**EXERCISE:** Check every line of the entries that follow, and copy the ones containing "practices".

**DATA TO USE:**
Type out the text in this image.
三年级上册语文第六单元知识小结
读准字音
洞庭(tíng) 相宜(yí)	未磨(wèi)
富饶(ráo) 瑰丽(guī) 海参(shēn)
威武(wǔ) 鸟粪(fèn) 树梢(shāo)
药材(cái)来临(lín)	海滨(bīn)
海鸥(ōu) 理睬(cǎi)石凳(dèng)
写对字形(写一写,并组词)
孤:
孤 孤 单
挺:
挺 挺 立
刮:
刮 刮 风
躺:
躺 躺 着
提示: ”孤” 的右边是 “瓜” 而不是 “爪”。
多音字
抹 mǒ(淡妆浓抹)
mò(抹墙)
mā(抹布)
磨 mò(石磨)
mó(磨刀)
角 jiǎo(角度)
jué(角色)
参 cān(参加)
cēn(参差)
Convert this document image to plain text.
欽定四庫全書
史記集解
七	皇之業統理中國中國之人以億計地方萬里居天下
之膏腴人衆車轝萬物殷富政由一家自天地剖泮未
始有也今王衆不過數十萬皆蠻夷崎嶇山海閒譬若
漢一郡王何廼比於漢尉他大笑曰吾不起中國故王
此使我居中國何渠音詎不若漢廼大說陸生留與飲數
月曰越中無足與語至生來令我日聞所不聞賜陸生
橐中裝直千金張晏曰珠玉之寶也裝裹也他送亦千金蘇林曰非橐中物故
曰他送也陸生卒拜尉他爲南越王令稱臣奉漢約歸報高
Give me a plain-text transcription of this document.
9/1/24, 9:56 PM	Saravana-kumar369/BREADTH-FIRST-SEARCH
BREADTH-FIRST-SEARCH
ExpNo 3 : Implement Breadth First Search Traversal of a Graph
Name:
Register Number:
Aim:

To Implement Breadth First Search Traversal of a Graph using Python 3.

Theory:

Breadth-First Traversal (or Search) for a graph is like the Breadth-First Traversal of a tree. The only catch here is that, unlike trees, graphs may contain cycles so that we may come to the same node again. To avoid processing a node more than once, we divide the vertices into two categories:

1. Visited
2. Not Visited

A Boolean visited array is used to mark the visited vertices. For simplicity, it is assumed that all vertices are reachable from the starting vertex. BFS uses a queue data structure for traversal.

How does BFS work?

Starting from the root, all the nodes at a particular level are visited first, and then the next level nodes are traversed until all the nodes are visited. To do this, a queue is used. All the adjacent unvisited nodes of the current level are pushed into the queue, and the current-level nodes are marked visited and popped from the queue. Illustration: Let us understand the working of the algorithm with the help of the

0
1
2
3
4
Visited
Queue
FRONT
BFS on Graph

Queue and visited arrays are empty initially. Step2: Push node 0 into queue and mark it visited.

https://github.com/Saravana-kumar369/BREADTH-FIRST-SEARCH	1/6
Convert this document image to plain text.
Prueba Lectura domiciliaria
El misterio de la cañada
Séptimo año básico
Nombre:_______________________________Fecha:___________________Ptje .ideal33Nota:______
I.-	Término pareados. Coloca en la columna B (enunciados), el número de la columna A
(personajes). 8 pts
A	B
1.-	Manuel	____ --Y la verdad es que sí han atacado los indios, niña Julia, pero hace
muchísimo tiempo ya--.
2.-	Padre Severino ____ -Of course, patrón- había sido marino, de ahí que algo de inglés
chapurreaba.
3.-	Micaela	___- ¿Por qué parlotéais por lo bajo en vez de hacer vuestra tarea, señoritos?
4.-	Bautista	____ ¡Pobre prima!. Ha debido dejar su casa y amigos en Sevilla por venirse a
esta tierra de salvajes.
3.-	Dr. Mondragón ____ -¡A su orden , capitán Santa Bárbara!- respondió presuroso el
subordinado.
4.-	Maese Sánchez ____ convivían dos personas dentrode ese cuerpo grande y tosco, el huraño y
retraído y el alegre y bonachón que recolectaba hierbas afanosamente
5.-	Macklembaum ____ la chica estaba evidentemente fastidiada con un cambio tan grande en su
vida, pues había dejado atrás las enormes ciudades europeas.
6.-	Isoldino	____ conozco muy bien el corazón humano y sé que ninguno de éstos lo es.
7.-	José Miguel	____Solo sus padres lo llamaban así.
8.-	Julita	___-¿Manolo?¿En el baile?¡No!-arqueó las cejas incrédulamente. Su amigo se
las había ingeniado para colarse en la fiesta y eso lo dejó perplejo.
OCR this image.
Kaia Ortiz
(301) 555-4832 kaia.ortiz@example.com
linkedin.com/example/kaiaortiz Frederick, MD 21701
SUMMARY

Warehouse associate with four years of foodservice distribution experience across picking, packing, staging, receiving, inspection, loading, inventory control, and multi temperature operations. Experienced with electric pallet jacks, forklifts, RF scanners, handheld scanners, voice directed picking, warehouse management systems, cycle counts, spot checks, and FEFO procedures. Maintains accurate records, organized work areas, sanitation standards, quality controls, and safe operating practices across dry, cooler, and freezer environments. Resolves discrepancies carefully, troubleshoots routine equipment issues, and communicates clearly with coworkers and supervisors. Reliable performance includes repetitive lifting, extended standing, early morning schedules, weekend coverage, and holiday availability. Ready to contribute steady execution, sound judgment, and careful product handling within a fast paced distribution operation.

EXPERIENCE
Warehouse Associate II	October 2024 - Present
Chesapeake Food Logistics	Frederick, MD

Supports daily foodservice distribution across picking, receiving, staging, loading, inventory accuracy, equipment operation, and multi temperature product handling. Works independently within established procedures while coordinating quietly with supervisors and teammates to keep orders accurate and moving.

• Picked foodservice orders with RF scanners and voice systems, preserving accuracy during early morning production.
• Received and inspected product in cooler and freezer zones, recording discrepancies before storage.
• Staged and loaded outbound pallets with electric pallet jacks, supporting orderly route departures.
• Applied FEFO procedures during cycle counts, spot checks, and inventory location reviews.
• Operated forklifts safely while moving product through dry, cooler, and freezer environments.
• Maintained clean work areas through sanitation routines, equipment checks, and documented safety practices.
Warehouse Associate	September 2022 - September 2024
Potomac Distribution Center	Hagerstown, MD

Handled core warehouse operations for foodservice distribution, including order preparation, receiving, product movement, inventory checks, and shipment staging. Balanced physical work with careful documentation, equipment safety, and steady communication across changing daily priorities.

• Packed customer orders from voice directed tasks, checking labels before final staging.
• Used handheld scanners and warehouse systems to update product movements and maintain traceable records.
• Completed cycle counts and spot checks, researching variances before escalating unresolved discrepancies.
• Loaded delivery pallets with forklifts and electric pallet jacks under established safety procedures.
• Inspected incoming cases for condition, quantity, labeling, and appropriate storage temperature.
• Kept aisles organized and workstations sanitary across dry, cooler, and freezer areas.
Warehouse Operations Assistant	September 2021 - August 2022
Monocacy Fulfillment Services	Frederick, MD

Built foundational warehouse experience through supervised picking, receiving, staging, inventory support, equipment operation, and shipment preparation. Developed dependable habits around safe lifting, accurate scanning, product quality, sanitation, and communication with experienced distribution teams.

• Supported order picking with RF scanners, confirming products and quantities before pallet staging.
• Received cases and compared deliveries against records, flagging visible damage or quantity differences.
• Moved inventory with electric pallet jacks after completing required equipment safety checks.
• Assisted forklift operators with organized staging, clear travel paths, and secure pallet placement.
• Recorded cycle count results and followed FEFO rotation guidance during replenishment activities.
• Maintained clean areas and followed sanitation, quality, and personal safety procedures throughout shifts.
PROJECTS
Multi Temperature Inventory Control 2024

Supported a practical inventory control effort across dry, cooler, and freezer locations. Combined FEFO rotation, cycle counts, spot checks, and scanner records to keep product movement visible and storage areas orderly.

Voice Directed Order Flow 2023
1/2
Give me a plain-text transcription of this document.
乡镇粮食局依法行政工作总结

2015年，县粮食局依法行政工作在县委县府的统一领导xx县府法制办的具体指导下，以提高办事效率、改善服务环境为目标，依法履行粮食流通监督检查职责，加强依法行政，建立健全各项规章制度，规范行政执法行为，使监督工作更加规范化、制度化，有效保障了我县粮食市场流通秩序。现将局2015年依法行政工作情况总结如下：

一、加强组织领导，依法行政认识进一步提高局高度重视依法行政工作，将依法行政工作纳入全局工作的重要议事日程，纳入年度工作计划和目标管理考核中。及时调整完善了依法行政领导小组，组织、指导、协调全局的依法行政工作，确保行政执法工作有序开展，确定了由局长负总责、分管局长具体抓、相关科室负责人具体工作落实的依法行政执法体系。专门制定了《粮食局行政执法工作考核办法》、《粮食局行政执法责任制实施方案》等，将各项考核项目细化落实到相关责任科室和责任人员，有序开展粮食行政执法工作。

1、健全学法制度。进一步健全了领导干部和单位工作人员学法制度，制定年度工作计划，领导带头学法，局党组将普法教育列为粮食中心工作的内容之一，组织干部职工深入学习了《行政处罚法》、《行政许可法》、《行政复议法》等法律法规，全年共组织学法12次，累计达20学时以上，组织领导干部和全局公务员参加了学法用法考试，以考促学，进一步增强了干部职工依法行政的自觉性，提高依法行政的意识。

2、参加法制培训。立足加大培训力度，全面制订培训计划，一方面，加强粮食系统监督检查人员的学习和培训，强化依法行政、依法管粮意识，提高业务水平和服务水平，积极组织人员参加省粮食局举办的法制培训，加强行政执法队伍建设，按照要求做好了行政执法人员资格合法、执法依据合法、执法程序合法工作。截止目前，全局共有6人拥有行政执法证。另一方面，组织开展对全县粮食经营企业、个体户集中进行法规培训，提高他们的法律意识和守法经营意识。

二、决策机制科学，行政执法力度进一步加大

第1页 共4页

**OUTPUT:**
Warehouse associate with four years of foodservice distribution experience across picking, packing, staging, receiving, inspection, loading, inventory control, and multi temperature operations. Experienced with electric pallet jacks, forklifts, RF scanners, handheld scanners, voice directed picking, warehouse management systems, cycle counts, spot checks, and FEFO procedures. Maintains accurate records, organized work areas, sanitation standards, quality controls, and safe operating practices across dry, cooler, and freezer environments. Resolves discrepancies carefully, troubleshoots routine equipment issues, and communicates clearly with coworkers and supervisors. Reliable performance includes repetitive lifting, extended standing, early morning schedules, weekend coverage, and holiday availability. Ready to contribute steady execution, sound judgment, and careful product handling within a fast paced distribution operation.
• Maintained clean work areas through sanitation routines, equipment checks, and documented safety practices.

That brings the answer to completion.